# EXERCISE PROMPT
Output an exact reproduction of the data.

(Records)
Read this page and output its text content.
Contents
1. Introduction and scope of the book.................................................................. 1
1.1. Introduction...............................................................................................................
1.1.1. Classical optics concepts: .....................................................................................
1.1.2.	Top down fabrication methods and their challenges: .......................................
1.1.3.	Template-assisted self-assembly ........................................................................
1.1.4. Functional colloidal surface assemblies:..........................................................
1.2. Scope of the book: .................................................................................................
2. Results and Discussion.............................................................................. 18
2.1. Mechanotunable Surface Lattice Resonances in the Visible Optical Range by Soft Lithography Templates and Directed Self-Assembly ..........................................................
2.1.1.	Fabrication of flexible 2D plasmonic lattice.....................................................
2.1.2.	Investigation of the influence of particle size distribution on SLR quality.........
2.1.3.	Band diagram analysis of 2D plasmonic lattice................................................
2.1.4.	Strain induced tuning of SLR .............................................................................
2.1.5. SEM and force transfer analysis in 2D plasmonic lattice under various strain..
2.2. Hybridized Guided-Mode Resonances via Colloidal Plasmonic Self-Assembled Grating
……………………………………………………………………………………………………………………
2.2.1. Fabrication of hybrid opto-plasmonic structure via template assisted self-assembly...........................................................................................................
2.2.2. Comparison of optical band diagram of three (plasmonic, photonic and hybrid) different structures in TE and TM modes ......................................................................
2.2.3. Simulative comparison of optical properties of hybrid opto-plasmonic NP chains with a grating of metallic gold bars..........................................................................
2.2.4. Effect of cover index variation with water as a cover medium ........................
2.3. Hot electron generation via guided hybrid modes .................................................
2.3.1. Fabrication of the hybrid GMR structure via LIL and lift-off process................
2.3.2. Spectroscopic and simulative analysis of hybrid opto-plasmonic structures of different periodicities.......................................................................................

# ANSWER TO THIS EXERCISE
Read this page and output its text content.
Contents
1. Introduction and scope of the book.................................................................. 1
1.1. Introduction...............................................................................................................
1.1.1. Classical optics concepts: .....................................................................................
1.1.2.	Top down fabrication methods and their challenges: .......................................
1.1.3.	Template-assisted self-assembly ........................................................................
1.1.4. Functional colloidal surface assemblies:..........................................................
1.2. Scope of the book: .................................................................................................
2. Results and Discussion.............................................................................. 18
2.1. Mechanotunable Surface Lattice Resonances in the Visible Optical Range by Soft Lithography Templates and Directed Self-Assembly ..........................................................
2.1.1.	Fabrication of flexible 2D plasmonic lattice.....................................................
2.1.2.	Investigation of the influence of particle size distribution on SLR quality.........
2.1.3.	Band diagram analysis of 2D plasmonic lattice................................................
2.1.4.	Strain induced tuning of SLR .............................................................................
2.1.5. SEM and force transfer analysis in 2D plasmonic lattice under various strain..
2.2. Hybridized Guided-Mode Resonances via Colloidal Plasmonic Self-Assembled Grating
……………………………………………………………………………………………………………………
2.2.1. Fabrication of hybrid opto-plasmonic structure via template assisted self-assembly...........................................................................................................
2.2.2. Comparison of optical band diagram of three (plasmonic, photonic and hybrid) different structures in TE and TM modes ......................................................................
2.2.3. Simulative comparison of optical properties of hybrid opto-plasmonic NP chains with a grating of metallic gold bars..........................................................................
2.2.4. Effect of cover index variation with water as a cover medium ........................
2.3. Hot electron generation via guided hybrid modes .................................................
2.3.1. Fabrication of the hybrid GMR structure via LIL and lift-off process................
2.3.2. Spectroscopic and simulative analysis of hybrid opto-plasmonic structures of different periodicities.......................................................................................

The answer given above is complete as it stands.